** START Given records **

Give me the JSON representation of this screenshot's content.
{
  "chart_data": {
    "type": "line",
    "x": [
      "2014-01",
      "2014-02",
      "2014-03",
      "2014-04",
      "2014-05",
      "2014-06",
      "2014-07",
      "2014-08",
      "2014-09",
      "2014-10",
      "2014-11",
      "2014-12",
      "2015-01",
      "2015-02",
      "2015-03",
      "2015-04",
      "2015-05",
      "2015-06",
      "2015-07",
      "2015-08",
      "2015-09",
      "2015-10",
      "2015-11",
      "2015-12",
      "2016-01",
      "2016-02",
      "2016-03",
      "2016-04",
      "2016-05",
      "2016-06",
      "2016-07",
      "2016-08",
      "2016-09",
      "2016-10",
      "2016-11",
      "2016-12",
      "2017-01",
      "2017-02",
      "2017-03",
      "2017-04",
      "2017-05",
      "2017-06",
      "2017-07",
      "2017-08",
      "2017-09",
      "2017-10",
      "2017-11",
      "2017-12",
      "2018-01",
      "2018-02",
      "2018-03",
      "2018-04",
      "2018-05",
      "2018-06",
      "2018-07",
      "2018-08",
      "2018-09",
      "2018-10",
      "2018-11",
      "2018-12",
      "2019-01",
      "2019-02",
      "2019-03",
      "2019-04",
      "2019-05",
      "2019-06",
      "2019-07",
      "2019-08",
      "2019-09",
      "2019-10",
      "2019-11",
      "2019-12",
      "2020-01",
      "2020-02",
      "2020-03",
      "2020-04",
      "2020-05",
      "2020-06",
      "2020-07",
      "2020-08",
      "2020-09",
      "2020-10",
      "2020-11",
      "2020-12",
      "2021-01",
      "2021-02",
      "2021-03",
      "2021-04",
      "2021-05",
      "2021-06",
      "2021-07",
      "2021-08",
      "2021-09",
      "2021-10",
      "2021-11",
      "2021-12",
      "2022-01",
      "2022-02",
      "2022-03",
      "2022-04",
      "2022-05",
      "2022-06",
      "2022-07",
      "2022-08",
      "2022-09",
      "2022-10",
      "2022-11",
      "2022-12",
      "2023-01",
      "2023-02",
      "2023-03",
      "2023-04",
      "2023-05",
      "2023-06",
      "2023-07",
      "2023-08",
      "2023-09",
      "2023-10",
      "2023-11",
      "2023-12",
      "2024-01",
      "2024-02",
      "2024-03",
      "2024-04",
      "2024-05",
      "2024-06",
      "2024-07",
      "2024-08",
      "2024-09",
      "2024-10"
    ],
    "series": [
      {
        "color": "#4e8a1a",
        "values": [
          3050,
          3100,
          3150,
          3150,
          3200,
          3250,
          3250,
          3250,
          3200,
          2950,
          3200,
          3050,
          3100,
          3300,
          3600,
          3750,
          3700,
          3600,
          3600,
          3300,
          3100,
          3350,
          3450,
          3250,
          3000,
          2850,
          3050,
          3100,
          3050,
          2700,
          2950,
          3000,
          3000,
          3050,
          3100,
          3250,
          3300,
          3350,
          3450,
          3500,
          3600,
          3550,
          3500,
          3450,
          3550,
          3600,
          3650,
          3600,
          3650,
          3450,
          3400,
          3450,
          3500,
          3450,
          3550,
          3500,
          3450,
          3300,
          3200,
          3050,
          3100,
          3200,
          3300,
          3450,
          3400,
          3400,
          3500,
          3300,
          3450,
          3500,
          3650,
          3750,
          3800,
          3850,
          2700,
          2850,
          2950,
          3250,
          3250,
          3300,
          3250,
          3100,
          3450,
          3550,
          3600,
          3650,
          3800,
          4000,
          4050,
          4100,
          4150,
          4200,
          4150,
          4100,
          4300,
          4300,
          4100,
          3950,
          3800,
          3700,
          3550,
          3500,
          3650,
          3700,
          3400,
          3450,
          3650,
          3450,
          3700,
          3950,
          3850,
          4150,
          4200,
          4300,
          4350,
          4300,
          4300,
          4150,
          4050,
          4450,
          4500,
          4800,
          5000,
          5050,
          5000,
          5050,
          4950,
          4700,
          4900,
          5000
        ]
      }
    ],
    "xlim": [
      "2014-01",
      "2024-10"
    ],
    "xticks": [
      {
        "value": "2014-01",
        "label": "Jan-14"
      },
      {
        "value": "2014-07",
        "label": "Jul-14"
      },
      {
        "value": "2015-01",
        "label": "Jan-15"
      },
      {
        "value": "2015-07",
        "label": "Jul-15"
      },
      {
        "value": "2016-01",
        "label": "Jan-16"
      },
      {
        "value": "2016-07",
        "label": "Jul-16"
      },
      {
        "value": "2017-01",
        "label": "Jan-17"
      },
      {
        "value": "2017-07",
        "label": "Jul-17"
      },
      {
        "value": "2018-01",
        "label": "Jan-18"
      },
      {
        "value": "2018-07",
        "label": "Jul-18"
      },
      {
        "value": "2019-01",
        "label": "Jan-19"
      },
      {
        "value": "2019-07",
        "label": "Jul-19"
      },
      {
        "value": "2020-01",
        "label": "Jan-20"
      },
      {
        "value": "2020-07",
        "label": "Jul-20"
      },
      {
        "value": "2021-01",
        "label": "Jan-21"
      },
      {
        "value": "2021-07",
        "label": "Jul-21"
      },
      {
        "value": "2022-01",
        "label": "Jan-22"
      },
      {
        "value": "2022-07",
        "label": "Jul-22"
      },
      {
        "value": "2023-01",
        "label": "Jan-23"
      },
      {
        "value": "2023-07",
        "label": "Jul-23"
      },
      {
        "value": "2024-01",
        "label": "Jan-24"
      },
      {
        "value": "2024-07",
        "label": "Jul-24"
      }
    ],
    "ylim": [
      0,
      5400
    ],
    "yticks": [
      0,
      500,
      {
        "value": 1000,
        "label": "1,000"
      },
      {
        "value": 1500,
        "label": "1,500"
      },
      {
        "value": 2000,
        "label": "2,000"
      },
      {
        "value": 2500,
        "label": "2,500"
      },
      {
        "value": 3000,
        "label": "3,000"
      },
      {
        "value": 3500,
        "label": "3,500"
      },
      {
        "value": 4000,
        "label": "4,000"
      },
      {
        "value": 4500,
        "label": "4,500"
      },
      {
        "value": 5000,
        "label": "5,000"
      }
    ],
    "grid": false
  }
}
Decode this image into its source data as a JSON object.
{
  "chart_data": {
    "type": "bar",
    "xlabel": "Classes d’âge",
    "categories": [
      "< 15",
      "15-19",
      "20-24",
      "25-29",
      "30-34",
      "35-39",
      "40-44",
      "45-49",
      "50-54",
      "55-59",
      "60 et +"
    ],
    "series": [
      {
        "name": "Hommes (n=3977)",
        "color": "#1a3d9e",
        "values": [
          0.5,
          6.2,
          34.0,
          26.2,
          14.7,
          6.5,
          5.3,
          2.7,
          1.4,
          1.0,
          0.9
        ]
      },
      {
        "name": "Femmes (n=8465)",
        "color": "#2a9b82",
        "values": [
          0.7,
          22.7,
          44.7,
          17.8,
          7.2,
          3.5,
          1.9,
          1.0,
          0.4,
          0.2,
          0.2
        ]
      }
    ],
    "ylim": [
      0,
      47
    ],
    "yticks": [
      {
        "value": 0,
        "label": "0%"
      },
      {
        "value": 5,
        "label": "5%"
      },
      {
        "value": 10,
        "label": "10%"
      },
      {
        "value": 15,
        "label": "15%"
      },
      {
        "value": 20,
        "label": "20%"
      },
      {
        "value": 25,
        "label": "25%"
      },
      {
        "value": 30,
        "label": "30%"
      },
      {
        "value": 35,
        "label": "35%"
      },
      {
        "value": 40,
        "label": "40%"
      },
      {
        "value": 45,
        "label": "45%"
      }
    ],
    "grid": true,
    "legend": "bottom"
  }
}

** END Given records **

Given exercise: Collect every line above that contains the word "JSON".

Full answer:
Give me the JSON representation of this screenshot's content.
Decode this image into its source data as a JSON object.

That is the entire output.